__YOUR OBJECTIVE__:
Copy out all of the material exactly.

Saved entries
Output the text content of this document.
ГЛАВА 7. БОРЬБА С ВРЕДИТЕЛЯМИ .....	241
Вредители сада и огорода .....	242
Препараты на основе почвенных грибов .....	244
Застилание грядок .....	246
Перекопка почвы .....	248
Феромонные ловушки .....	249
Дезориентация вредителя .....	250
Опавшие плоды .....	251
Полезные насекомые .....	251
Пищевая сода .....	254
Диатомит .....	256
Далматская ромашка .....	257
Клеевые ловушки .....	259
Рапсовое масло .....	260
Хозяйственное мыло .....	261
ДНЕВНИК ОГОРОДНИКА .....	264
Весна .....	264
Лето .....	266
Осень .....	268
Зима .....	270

__RESPONSE FOR THIS EXERCISE__:
Output the text content of this document.
ГЛАВА 7. БОРЬБА С ВРЕДИТЕЛЯМИ .....	241
Вредители сада и огорода .....	242
Препараты на основе почвенных грибов .....	244
Застилание грядок .....	246
Перекопка почвы .....	248
Феромонные ловушки .....	249
Дезориентация вредителя .....	250
Опавшие плоды .....	251
Полезные насекомые .....	251
Пищевая сода .....	254
Диатомит .....	256
Далматская ромашка .....	257
Клеевые ловушки .....	259
Рапсовое масло .....	260
Хозяйственное мыло .....	261
ДНЕВНИК ОГОРОДНИКА .....	264
Весна .....	264
Лето .....	266
Осень .....	268
Зима .....	270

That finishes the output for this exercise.